— START OF Given records —
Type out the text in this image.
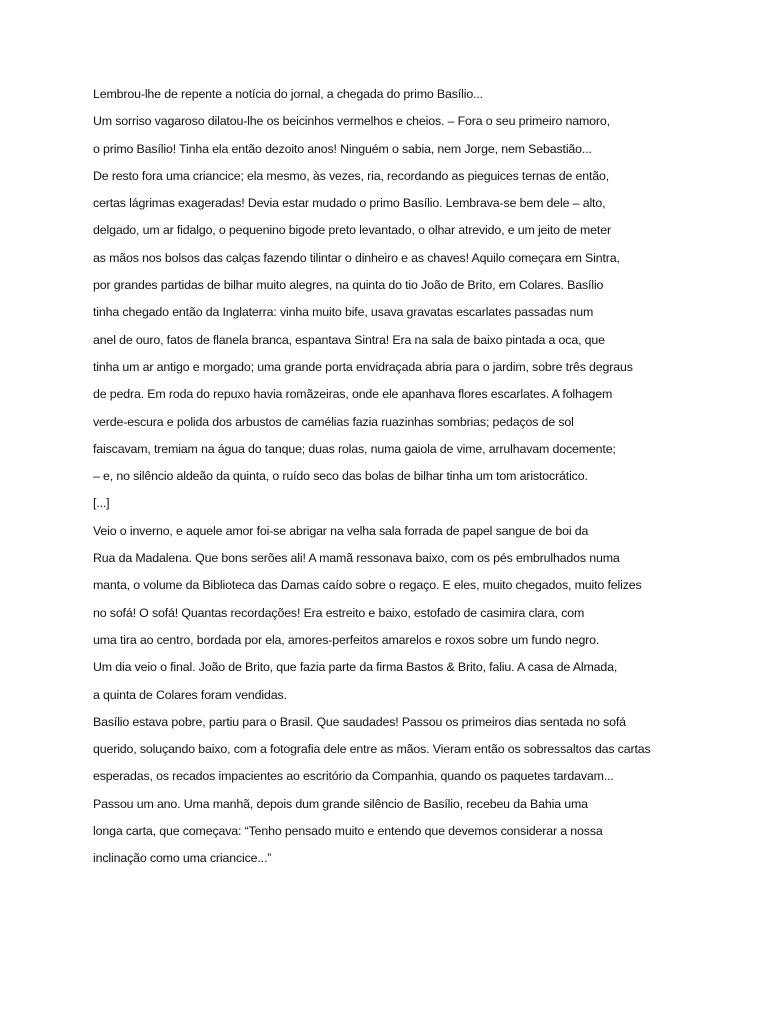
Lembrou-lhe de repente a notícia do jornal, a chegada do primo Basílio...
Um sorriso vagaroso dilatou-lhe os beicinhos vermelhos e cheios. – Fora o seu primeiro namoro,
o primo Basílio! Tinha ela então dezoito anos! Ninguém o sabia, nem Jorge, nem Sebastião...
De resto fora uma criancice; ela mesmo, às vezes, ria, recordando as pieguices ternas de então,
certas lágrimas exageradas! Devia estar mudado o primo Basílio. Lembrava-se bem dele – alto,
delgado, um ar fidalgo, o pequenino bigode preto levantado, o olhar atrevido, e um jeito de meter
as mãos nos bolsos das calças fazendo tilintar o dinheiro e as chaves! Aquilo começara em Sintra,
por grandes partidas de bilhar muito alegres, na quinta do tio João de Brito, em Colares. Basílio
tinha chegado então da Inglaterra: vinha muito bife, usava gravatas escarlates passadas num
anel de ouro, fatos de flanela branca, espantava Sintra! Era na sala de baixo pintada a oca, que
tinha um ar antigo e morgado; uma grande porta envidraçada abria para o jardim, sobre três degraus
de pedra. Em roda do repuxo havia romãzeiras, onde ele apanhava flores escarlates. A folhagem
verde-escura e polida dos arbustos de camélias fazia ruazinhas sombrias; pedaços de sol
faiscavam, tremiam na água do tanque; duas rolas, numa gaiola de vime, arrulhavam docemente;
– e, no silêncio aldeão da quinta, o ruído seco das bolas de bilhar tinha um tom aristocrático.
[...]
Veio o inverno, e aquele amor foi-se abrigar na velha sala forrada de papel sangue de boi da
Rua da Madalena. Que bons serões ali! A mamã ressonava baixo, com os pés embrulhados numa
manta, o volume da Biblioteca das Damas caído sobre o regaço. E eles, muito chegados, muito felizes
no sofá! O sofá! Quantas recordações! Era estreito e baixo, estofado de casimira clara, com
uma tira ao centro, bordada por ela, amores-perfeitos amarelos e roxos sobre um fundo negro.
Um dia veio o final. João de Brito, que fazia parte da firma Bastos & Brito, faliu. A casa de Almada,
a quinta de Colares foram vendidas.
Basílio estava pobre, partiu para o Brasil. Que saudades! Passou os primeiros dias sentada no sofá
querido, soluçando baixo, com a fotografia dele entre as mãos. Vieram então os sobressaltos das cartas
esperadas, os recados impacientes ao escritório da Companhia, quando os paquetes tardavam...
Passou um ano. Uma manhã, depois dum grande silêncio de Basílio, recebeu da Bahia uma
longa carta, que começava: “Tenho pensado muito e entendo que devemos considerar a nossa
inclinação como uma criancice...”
— END OF Given records —
— START OF Given records —
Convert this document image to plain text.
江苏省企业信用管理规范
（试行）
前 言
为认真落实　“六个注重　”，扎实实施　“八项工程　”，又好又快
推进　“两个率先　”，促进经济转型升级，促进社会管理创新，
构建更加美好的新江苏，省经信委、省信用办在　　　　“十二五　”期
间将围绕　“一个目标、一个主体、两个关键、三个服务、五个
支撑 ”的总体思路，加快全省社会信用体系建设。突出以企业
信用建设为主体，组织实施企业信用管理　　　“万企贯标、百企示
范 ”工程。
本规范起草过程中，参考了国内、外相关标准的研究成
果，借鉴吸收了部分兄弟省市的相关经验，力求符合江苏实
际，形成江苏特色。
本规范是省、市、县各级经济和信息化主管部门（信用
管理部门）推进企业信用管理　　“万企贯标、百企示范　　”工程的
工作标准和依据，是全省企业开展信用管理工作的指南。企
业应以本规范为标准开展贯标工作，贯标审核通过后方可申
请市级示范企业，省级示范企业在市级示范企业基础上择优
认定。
— END OF Given records —
Go over the data above and copy every line that has the word "mãos" in it.

as mãos nos bolsos das calças fazendo tilintar o dinheiro e as chaves! Aquilo começara em Sintra,
querido, soluçando baixo, com a fotografia dele entre as mãos. Vieram então os sobressaltos das cartas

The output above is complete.